### Given instruction
Gather, from the data below, each line in which the word "plain" occurs.

### Material
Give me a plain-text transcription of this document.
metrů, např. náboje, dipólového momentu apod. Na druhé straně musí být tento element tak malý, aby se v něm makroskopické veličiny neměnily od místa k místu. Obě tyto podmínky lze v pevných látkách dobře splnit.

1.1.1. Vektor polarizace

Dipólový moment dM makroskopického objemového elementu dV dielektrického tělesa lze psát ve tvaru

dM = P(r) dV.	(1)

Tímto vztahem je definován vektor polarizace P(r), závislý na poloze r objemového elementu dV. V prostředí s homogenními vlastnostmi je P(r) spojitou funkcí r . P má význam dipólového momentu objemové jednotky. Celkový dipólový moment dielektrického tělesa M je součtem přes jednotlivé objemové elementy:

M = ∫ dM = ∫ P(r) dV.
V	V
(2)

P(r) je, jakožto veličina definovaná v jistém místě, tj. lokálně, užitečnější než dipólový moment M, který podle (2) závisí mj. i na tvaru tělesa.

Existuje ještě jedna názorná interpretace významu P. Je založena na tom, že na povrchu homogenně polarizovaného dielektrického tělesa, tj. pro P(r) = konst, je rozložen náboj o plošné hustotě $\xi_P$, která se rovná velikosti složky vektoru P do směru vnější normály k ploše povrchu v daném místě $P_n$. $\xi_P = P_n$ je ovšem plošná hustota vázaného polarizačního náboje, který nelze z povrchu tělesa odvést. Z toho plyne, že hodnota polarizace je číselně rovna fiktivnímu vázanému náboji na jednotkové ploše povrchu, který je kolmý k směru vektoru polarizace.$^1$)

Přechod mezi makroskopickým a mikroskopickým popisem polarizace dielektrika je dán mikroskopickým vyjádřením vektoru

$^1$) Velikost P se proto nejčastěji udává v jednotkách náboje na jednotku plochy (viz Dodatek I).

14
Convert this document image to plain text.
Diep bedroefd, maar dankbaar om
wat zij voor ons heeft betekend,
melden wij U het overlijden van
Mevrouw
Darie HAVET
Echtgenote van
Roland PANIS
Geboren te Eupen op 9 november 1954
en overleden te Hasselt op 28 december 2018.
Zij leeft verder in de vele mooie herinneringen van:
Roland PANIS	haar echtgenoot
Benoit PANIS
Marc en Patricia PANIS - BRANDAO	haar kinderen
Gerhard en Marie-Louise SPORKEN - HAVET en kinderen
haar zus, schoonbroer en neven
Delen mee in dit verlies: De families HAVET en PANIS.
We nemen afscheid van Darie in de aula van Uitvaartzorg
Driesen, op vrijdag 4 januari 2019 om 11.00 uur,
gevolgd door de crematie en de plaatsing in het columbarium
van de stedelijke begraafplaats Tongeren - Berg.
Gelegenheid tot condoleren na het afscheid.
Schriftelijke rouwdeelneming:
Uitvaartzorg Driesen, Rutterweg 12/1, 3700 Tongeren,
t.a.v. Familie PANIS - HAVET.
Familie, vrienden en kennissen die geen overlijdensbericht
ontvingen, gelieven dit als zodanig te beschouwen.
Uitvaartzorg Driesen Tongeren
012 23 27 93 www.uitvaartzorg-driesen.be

### Exercise solution
Give me a plain-text transcription of this document.
Convert this document image to plain text.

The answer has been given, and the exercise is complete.